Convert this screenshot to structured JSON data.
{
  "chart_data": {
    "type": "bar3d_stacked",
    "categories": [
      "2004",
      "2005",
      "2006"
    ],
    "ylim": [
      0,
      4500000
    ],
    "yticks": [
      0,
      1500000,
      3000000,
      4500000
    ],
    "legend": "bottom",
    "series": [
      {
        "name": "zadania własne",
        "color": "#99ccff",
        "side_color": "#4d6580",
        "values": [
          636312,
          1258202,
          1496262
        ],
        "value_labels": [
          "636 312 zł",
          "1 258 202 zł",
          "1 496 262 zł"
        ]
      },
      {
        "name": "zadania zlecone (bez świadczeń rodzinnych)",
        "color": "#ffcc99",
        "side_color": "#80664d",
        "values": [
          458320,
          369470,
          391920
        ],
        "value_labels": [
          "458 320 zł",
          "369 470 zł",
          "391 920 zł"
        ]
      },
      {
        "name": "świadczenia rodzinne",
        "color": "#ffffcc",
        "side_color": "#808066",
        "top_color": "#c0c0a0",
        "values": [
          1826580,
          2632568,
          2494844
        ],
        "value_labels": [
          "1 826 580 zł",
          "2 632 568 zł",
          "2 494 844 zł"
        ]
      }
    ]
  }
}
##########
Make an exact copy of the records.

[Solution below]:
Convert this screenshot to structured JSON data.
{
  "chart_data": {
    "type": "bar3d_stacked",
    "categories": [
      "2004",
      "2005",
      "2006"
    ],
    "ylim": [
      0,
      4500000
    ],
    "yticks": [
      0,
      1500000,
      3000000,
      4500000
    ],
    "legend": "bottom",
    "series": [
      {
        "name": "zadania własne",
        "color": "#99ccff",
        "side_color": "#4d6580",
        "values": [
          636312,
          1258202,
          1496262
        ],
        "value_labels": [
          "636 312 zł",
          "1 258 202 zł",
          "1 496 262 zł"
        ]
      },
      {
        "name": "zadania zlecone (bez świadczeń rodzinnych)",
        "color": "#ffcc99",
        "side_color": "#80664d",
        "values": [
          458320,
          369470,
          391920
        ],
        "value_labels": [
          "458 320 zł",
          "369 470 zł",
          "391 920 zł"
        ]
      },
      {
        "name": "świadczenia rodzinne",
        "color": "#ffffcc",
        "side_color": "#808066",
        "top_color": "#c0c0a0",
        "values": [
          1826580,
          2632568,
          2494844
        ],
        "value_labels": [
          "1 826 580 zł",
          "2 632 568 zł",
          "2 494 844 zł"
        ]
      }
    ]
  }
}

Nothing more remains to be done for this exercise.